Structured figure records
☆ ☆ ☆ ☆ ☆ ☆ ☆

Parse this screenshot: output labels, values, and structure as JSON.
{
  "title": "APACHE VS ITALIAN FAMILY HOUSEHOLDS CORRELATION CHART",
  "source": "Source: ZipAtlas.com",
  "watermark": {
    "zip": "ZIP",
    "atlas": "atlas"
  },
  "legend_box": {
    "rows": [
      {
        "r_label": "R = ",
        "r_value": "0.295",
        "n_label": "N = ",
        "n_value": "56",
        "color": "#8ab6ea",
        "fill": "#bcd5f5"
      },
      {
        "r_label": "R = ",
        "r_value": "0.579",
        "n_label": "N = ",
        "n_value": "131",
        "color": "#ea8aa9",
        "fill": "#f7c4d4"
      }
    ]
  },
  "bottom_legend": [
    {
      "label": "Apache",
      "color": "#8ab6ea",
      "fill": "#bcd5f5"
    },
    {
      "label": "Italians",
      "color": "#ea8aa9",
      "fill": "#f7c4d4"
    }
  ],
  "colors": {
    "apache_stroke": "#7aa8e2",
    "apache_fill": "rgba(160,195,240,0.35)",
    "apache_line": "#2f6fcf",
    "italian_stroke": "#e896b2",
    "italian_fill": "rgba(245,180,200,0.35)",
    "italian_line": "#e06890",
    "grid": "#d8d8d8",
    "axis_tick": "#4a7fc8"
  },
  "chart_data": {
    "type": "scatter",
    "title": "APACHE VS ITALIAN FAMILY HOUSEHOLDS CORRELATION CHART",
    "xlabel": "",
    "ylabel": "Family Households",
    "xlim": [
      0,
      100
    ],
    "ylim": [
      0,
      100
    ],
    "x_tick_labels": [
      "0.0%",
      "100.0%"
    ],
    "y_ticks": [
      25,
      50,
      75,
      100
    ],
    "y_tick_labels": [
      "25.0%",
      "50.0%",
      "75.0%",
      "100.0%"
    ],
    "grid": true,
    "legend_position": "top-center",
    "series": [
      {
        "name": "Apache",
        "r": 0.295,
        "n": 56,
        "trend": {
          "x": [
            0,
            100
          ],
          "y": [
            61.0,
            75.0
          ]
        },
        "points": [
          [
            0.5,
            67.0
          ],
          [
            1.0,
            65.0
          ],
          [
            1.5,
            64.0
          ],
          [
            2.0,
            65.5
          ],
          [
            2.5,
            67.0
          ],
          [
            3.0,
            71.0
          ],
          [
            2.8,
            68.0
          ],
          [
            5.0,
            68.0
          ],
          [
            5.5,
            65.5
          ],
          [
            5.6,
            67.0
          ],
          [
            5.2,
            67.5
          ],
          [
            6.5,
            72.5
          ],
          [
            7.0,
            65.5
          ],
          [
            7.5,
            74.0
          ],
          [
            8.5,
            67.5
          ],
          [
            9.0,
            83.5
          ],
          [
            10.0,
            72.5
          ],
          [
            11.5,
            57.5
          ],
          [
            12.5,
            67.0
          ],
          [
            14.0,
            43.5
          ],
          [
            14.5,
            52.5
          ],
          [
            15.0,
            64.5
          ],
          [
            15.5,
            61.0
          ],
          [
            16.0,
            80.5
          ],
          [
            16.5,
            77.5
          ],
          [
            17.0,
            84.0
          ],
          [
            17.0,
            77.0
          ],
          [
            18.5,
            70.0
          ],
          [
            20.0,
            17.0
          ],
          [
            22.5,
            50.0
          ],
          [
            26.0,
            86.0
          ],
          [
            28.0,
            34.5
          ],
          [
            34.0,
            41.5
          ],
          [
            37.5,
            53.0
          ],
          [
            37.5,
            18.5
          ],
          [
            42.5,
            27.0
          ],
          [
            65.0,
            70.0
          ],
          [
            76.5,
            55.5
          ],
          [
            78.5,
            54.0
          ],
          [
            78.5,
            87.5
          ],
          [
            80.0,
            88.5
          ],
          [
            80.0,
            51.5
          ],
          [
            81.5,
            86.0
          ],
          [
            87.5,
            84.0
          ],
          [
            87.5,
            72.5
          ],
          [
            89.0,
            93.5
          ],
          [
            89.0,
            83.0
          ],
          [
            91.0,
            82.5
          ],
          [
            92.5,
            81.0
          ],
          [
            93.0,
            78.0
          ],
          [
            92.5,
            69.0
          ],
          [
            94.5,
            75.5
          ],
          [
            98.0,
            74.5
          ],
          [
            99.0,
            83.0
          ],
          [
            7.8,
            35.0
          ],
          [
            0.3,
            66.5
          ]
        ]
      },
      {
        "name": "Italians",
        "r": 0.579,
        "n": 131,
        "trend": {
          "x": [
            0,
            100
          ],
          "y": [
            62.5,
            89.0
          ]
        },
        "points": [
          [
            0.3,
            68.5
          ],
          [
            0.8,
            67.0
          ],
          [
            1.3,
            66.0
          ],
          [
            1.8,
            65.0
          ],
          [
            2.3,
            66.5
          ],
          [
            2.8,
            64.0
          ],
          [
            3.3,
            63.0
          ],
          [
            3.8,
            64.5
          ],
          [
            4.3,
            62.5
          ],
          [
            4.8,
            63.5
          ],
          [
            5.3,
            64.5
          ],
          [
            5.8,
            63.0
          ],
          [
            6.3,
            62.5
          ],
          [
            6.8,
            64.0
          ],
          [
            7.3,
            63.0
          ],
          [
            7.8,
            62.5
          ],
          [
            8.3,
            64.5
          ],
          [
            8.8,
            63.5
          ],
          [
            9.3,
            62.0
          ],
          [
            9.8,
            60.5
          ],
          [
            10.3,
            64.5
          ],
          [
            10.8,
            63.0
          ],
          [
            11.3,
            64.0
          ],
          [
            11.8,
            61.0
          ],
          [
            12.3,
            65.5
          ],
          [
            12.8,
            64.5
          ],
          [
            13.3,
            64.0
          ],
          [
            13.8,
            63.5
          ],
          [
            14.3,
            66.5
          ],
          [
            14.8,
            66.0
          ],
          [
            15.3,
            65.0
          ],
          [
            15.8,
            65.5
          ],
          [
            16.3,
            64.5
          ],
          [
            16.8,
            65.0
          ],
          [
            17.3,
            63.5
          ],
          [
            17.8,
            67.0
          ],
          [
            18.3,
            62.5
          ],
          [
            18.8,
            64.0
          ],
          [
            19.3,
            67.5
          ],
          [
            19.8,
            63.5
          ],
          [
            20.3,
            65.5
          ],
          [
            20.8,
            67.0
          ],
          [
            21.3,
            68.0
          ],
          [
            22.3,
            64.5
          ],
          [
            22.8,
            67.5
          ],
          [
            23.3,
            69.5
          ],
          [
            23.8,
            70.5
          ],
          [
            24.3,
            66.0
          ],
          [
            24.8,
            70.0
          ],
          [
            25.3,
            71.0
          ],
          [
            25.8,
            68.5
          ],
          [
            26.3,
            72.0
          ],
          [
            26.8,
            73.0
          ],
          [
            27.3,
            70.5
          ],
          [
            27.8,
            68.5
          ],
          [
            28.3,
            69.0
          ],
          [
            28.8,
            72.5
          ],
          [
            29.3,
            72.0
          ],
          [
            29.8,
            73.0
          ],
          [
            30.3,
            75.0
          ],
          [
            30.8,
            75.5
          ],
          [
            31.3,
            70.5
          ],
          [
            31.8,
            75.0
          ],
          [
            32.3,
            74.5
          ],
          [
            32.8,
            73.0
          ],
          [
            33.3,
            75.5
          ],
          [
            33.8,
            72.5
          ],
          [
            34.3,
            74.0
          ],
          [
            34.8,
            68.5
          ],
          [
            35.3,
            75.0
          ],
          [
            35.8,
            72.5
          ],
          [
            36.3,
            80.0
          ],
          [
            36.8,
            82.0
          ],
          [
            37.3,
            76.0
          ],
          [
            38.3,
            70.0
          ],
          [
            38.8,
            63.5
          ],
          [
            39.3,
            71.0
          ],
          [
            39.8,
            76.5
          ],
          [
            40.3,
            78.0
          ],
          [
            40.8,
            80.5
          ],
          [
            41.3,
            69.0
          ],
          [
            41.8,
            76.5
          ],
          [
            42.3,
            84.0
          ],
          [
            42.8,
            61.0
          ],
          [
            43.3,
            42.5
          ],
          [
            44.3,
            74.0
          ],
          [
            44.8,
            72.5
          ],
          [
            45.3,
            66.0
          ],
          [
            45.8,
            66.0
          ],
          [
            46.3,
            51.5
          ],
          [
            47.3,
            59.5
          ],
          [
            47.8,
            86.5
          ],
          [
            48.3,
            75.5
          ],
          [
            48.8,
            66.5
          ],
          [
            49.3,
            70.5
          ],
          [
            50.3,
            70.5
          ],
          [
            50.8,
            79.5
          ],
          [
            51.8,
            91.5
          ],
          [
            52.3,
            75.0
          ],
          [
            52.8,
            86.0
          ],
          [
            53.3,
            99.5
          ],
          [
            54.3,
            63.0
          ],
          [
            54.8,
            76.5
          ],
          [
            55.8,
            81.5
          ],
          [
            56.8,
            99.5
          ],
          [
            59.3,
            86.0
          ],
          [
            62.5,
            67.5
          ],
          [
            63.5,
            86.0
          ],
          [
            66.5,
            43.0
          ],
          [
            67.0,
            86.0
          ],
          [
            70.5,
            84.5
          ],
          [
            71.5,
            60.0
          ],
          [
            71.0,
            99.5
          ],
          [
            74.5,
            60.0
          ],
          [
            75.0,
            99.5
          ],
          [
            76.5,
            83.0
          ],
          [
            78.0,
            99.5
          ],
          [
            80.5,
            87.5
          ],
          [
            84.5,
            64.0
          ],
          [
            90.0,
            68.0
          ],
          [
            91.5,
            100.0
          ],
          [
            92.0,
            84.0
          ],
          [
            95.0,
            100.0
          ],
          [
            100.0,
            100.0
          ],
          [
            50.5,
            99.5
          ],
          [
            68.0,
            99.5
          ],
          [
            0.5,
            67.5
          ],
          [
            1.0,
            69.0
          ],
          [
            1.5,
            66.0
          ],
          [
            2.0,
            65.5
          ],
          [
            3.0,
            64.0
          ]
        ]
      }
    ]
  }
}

☆ ☆ ☆ ☆ ☆ ☆ ☆

Find each line in the records holding the string "title" and show it.

Answer to the task →
  "title": "APACHE VS ITALIAN FAMILY HOUSEHOLDS CORRELATION CHART",
    "title": "APACHE VS ITALIAN FAMILY HOUSEHOLDS CORRELATION CHART",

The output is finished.